WHAT TO WORK ON: Exactly as given, repeat all of the entries.

:: LISTED RECORDS

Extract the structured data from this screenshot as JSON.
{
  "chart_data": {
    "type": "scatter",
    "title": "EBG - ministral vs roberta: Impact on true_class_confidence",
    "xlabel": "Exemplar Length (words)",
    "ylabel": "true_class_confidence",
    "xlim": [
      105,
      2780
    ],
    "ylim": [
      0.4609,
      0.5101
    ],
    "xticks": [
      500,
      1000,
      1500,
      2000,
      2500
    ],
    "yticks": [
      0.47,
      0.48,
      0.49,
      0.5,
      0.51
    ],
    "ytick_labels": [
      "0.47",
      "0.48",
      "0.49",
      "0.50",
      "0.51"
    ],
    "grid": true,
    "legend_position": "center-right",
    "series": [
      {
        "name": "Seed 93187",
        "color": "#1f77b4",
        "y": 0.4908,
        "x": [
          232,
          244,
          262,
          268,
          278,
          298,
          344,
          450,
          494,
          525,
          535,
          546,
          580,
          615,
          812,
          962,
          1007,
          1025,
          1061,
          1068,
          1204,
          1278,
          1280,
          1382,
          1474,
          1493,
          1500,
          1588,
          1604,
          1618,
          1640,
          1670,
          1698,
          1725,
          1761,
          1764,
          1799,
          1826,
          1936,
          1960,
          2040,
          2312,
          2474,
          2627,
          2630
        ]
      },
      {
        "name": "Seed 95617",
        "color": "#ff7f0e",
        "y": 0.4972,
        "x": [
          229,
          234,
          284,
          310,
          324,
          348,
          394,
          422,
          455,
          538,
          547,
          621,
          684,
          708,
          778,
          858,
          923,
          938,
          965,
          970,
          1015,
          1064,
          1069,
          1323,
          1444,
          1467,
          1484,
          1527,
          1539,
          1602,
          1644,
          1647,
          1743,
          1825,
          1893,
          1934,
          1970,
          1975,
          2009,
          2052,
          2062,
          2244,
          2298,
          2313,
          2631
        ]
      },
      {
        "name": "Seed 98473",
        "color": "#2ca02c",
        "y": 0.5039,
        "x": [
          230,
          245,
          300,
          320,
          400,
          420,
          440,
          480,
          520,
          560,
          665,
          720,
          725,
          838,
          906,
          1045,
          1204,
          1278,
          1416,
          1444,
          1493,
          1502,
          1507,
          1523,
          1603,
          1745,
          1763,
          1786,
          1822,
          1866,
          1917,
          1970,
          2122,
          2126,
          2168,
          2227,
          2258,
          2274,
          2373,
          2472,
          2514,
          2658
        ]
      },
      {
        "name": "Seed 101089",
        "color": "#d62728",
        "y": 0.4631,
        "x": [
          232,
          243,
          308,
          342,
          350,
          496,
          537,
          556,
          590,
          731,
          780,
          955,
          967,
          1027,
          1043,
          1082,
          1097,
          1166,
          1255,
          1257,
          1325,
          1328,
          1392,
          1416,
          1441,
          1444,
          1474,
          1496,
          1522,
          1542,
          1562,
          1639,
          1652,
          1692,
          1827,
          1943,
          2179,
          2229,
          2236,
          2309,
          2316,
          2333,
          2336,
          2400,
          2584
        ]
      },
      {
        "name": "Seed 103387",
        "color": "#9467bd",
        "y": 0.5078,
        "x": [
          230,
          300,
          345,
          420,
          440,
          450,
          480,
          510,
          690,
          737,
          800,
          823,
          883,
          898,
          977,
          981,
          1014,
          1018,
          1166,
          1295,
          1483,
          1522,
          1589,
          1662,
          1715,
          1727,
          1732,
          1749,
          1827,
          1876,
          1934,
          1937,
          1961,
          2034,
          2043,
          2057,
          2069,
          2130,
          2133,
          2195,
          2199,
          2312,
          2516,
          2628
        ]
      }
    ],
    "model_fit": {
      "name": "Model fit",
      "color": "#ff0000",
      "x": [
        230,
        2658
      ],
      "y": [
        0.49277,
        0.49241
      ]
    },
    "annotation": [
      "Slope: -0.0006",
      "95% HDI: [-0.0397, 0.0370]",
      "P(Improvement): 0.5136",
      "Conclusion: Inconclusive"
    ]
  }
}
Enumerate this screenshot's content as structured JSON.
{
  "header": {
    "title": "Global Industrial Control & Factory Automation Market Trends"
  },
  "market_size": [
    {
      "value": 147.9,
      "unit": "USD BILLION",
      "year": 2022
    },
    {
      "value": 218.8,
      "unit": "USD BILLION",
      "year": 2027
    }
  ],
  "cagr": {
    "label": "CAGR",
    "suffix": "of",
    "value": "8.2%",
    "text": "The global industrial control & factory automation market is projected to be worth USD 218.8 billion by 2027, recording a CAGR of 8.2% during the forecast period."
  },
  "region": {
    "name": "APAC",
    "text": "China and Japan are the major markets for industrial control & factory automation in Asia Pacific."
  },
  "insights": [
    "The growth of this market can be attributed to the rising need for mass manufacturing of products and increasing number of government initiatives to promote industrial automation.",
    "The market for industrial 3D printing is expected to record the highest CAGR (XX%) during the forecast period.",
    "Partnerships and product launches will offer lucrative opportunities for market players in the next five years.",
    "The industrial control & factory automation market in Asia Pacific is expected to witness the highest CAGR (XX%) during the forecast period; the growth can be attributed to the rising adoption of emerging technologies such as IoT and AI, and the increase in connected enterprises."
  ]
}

::::

CORRECT OUTPUT:
Extract the structured data from this screenshot as JSON.
{
  "chart_data": {
    "type": "scatter",
    "title": "EBG - ministral vs roberta: Impact on true_class_confidence",
    "xlabel": "Exemplar Length (words)",
    "ylabel": "true_class_confidence",
    "xlim": [
      105,
      2780
    ],
    "ylim": [
      0.4609,
      0.5101
    ],
    "xticks": [
      500,
      1000,
      1500,
      2000,
      2500
    ],
    "yticks": [
      0.47,
      0.48,
      0.49,
      0.5,
      0.51
    ],
    "ytick_labels": [
      "0.47",
      "0.48",
      "0.49",
      "0.50",
      "0.51"
    ],
    "grid": true,
    "legend_position": "center-right",
    "series": [
      {
        "name": "Seed 93187",
        "color": "#1f77b4",
        "y": 0.4908,
        "x": [
          232,
          244,
          262,
          268,
          278,
          298,
          344,
          450,
          494,
          525,
          535,
          546,
          580,
          615,
          812,
          962,
          1007,
          1025,
          1061,
          1068,
          1204,
          1278,
          1280,
          1382,
          1474,
          1493,
          1500,
          1588,
          1604,
          1618,
          1640,
          1670,
          1698,
          1725,
          1761,
          1764,
          1799,
          1826,
          1936,
          1960,
          2040,
          2312,
          2474,
          2627,
          2630
        ]
      },
      {
        "name": "Seed 95617",
        "color": "#ff7f0e",
        "y": 0.4972,
        "x": [
          229,
          234,
          284,
          310,
          324,
          348,
          394,
          422,
          455,
          538,
          547,
          621,
          684,
          708,
          778,
          858,
          923,
          938,
          965,
          970,
          1015,
          1064,
          1069,
          1323,
          1444,
          1467,
          1484,
          1527,
          1539,
          1602,
          1644,
          1647,
          1743,
          1825,
          1893,
          1934,
          1970,
          1975,
          2009,
          2052,
          2062,
          2244,
          2298,
          2313,
          2631
        ]
      },
      {
        "name": "Seed 98473",
        "color": "#2ca02c",
        "y": 0.5039,
        "x": [
          230,
          245,
          300,
          320,
          400,
          420,
          440,
          480,
          520,
          560,
          665,
          720,
          725,
          838,
          906,
          1045,
          1204,
          1278,
          1416,
          1444,
          1493,
          1502,
          1507,
          1523,
          1603,
          1745,
          1763,
          1786,
          1822,
          1866,
          1917,
          1970,
          2122,
          2126,
          2168,
          2227,
          2258,
          2274,
          2373,
          2472,
          2514,
          2658
        ]
      },
      {
        "name": "Seed 101089",
        "color": "#d62728",
        "y": 0.4631,
        "x": [
          232,
          243,
          308,
          342,
          350,
          496,
          537,
          556,
          590,
          731,
          780,
          955,
          967,
          1027,
          1043,
          1082,
          1097,
          1166,
          1255,
          1257,
          1325,
          1328,
          1392,
          1416,
          1441,
          1444,
          1474,
          1496,
          1522,
          1542,
          1562,
          1639,
          1652,
          1692,
          1827,
          1943,
          2179,
          2229,
          2236,
          2309,
          2316,
          2333,
          2336,
          2400,
          2584
        ]
      },
      {
        "name": "Seed 103387",
        "color": "#9467bd",
        "y": 0.5078,
        "x": [
          230,
          300,
          345,
          420,
          440,
          450,
          480,
          510,
          690,
          737,
          800,
          823,
          883,
          898,
          977,
          981,
          1014,
          1018,
          1166,
          1295,
          1483,
          1522,
          1589,
          1662,
          1715,
          1727,
          1732,
          1749,
          1827,
          1876,
          1934,
          1937,
          1961,
          2034,
          2043,
          2057,
          2069,
          2130,
          2133,
          2195,
          2199,
          2312,
          2516,
          2628
        ]
      }
    ],
    "model_fit": {
      "name": "Model fit",
      "color": "#ff0000",
      "x": [
        230,
        2658
      ],
      "y": [
        0.49277,
        0.49241
      ]
    },
    "annotation": [
      "Slope: -0.0006",
      "95% HDI: [-0.0397, 0.0370]",
      "P(Improvement): 0.5136",
      "Conclusion: Inconclusive"
    ]
  }
}
Enumerate this screenshot's content as structured JSON.
{
  "header": {
    "title": "Global Industrial Control & Factory Automation Market Trends"
  },
  "market_size": [
    {
      "value": 147.9,
      "unit": "USD BILLION",
      "year": 2022
    },
    {
      "value": 218.8,
      "unit": "USD BILLION",
      "year": 2027
    }
  ],
  "cagr": {
    "label": "CAGR",
    "suffix": "of",
    "value": "8.2%",
    "text": "The global industrial control & factory automation market is projected to be worth USD 218.8 billion by 2027, recording a CAGR of 8.2% during the forecast period."
  },
  "region": {
    "name": "APAC",
    "text": "China and Japan are the major markets for industrial control & factory automation in Asia Pacific."
  },
  "insights": [
    "The growth of this market can be attributed to the rising need for mass manufacturing of products and increasing number of government initiatives to promote industrial automation.",
    "The market for industrial 3D printing is expected to record the highest CAGR (XX%) during the forecast period.",
    "Partnerships and product launches will offer lucrative opportunities for market players in the next five years.",
    "The industrial control & factory automation market in Asia Pacific is expected to witness the highest CAGR (XX%) during the forecast period; the growth can be attributed to the rising adoption of emerging technologies such as IoT and AI, and the increase in connected enterprises."
  ]
}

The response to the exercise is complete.